Nunatsiaq News
FEATURES: Nunavut April 09, 2012 - 1:49 pm

To survive, Pangnirtung artists use new ideas

“After 50 years the whole Inuit art scene is shifting, changing”

JANE GEORGE
”Approaching for the kill,” a print by Pangnirtung high school student Tyler Kilabuk, is included in the 2012 Pangnirtung print collection. (IMAGE FROM THE 2011 PANG PRINT COLLECTION)
”Approaching for the kill,” a print by Pangnirtung high school student Tyler Kilabuk, is included in the 2012 Pangnirtung print collection. (IMAGE FROM THE 2011 PANG PRINT COLLECTION)
At the opening of the 2011 Pangnirtung Kyra Fisher (right) looks at Elisapee Ishulutaq’s print “International Formation: Two Canadians, one American & one German Fly the Arctic.” (IMAGE FROM THE 2011 PANG PRINT COLLECTION)

..........

**Required task 1**
Answer these questions from the Nunatsiaq News article:
(a) On what date was it posted?
(b) Who made the print "Approaching for the kill"?
(c) Whose byline does it carry?

**Extracted entries**
..........

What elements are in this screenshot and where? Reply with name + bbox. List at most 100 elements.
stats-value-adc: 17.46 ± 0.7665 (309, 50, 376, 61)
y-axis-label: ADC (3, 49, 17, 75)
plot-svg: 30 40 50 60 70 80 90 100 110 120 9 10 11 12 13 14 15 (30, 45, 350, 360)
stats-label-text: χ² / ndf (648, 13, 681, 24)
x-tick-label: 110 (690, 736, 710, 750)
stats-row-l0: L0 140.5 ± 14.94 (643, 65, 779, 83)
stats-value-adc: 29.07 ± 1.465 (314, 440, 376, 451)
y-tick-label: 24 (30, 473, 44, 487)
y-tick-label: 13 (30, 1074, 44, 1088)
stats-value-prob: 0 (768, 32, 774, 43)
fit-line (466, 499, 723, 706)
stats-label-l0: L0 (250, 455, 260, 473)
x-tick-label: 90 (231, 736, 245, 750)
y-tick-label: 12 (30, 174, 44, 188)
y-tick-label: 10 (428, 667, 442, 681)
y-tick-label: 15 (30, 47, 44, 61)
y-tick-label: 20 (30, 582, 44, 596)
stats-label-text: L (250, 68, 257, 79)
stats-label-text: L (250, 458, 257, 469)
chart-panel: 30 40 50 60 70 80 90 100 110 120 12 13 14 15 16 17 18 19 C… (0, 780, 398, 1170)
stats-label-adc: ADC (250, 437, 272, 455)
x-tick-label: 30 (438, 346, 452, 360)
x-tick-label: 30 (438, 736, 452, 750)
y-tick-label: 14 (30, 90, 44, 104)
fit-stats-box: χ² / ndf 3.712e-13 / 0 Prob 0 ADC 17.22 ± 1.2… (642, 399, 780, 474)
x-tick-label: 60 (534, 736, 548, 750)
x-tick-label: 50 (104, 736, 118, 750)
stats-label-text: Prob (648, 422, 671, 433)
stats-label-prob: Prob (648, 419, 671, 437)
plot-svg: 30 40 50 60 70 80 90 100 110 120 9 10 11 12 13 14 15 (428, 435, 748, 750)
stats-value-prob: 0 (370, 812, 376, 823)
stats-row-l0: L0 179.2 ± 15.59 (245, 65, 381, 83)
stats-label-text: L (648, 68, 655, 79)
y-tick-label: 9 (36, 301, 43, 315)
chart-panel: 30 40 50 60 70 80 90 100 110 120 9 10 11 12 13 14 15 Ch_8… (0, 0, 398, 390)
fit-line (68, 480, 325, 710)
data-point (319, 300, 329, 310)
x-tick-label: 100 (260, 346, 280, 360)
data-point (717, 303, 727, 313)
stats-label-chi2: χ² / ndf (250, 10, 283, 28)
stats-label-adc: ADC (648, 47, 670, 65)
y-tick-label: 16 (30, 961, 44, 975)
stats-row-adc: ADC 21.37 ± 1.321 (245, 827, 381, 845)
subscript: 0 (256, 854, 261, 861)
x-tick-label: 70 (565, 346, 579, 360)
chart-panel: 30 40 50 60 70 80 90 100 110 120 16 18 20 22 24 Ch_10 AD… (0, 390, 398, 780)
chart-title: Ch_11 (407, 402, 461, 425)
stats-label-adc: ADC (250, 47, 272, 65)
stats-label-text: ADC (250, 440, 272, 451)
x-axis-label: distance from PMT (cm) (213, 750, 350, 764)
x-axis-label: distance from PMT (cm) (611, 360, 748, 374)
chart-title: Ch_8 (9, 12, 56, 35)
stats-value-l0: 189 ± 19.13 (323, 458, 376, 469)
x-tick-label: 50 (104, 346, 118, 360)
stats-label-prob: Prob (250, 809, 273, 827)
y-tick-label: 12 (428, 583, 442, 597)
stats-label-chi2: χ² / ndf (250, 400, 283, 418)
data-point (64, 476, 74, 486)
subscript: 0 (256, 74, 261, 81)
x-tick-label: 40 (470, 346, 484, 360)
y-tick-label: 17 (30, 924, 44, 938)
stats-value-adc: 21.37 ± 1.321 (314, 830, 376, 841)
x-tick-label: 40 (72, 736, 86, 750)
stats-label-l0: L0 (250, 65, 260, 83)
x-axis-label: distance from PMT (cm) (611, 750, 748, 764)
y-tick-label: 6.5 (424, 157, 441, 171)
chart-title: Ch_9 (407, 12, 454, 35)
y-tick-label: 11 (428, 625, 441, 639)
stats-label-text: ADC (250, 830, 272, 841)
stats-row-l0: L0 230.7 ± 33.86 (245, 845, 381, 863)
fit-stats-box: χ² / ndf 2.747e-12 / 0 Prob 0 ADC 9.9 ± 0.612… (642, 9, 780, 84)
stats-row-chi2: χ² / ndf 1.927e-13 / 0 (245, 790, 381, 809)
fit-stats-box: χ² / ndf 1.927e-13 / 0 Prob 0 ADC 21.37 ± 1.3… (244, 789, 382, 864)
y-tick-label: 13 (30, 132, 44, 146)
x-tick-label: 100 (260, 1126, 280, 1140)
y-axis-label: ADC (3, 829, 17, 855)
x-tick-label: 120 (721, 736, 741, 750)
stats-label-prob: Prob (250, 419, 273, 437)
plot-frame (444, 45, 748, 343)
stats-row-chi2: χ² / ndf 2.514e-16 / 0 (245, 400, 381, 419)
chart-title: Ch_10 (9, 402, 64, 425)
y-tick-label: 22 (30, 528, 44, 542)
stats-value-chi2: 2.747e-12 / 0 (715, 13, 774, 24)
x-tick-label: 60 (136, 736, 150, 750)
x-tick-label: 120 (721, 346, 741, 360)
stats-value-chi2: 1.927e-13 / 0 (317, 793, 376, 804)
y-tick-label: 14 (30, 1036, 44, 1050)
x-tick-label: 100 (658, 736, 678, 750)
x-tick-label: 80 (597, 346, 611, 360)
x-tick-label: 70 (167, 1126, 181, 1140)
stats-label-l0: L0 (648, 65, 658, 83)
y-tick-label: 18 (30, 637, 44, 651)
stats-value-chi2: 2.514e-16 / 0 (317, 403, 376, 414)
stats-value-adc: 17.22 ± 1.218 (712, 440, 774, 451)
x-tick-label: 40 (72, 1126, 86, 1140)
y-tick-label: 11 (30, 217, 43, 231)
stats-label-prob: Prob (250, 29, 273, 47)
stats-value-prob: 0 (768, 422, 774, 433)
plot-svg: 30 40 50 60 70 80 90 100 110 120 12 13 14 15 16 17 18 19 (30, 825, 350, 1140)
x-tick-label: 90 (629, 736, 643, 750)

..........

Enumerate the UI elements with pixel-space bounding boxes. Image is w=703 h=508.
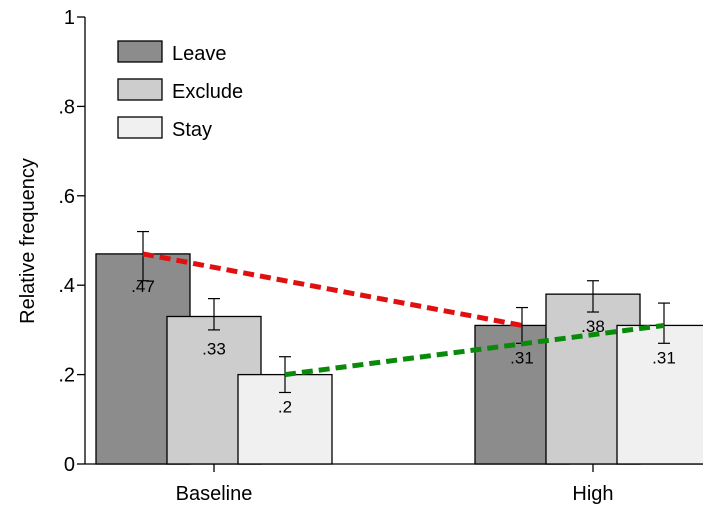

..........

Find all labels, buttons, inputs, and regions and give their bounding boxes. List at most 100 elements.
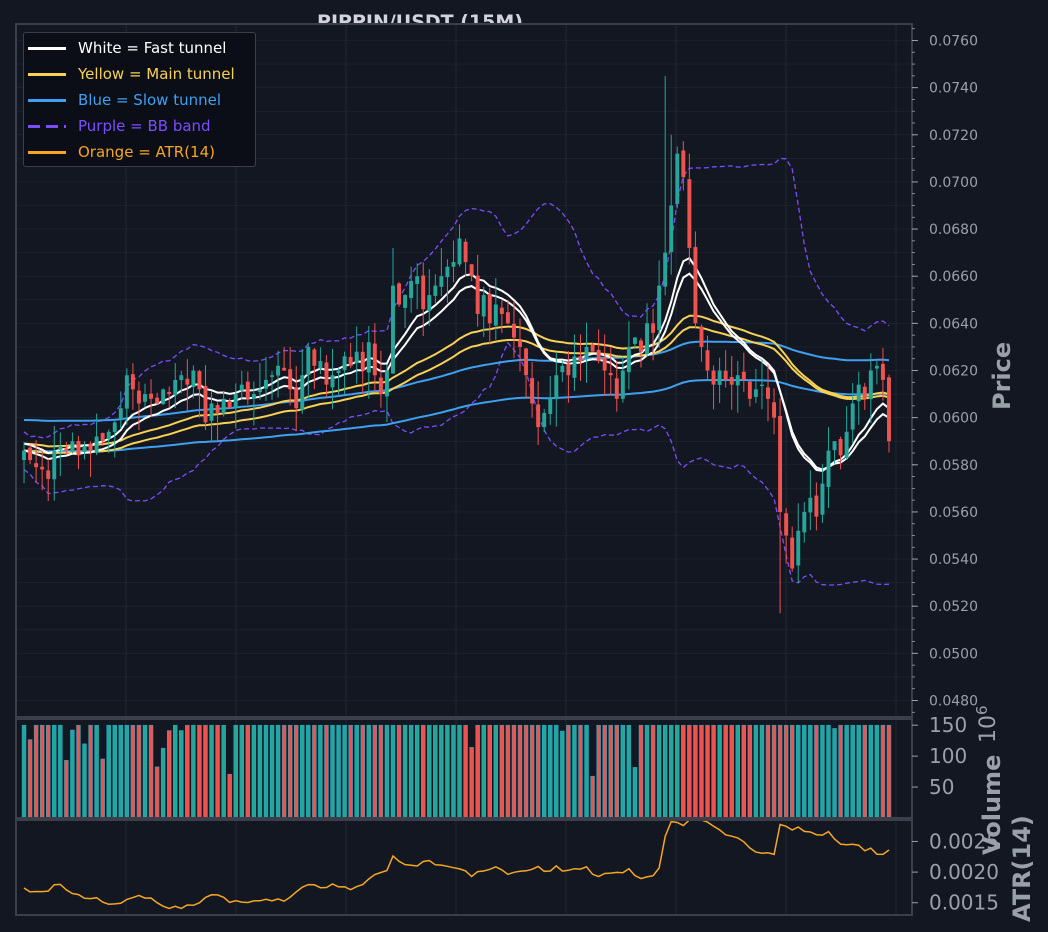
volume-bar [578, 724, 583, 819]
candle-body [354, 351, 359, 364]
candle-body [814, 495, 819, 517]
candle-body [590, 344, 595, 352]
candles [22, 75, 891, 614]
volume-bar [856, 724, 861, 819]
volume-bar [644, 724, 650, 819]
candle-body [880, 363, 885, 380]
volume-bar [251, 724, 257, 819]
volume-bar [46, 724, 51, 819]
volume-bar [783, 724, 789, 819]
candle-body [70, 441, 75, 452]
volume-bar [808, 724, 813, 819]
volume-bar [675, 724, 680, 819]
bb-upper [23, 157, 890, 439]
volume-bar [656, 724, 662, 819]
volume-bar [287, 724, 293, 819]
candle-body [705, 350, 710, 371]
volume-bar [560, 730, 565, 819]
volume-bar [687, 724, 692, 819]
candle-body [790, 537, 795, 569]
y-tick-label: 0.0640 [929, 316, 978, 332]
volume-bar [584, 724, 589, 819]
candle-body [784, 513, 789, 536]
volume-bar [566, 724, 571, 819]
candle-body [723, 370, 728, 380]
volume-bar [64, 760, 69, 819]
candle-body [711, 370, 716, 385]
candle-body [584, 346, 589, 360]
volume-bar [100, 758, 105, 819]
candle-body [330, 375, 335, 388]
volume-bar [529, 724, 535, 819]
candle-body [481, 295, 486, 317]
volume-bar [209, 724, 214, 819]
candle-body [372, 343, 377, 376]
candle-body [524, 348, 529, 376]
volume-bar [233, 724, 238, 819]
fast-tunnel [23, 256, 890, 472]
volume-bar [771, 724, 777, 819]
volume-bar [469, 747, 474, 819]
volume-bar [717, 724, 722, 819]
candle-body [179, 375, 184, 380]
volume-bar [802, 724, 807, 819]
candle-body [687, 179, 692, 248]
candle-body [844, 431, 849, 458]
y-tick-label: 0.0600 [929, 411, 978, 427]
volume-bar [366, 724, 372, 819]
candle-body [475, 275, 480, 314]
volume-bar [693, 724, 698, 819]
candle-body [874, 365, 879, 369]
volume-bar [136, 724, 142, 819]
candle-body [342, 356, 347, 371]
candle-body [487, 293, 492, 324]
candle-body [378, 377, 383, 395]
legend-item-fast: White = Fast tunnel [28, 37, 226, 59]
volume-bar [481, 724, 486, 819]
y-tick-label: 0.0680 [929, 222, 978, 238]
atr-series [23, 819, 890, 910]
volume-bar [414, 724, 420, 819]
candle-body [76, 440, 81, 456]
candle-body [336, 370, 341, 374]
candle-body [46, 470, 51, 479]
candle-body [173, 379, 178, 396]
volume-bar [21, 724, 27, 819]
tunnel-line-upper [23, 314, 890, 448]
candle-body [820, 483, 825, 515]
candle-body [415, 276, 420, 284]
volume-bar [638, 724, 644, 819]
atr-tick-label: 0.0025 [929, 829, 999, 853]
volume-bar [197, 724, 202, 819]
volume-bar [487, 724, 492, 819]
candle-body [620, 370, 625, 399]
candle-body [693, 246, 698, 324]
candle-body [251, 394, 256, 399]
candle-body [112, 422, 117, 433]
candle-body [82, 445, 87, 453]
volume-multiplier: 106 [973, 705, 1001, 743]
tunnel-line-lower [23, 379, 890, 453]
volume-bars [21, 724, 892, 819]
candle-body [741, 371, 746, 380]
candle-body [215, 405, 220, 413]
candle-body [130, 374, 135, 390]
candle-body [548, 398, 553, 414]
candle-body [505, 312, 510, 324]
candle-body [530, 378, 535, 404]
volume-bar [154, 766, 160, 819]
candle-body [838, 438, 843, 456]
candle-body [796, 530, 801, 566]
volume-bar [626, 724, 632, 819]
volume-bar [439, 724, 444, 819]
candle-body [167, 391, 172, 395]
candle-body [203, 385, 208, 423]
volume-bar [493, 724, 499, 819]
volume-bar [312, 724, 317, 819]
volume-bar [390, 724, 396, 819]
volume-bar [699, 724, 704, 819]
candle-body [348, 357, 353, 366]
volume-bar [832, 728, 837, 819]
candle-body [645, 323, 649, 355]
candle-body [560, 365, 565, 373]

..........

**Required task 2**
Return the lines of the records from the line with "What elements are" up to and including the line with "stats-row-l0: L0 140.5", unchanged.

**Complete answer 1**
(a) April 09, 2012
(b) Tyler Kilabuk, a Pangnirtung high school student
(c) Jane George

**Complete answer 2**
What elements are in this screenshot and where? Reply with name + bbox. List at most 100 elements.
stats-value-adc: 17.46 ± 0.7665 (309, 50, 376, 61)
y-axis-label: ADC (3, 49, 17, 75)
plot-svg: 30 40 50 60 70 80 90 100 110 120 9 10 11 12 13 14 15 (30, 45, 350, 360)
stats-label-text: χ² / ndf (648, 13, 681, 24)
x-tick-label: 110 (690, 736, 710, 750)
stats-row-l0: L0 140.5 ± 14.94 (643, 65, 779, 83)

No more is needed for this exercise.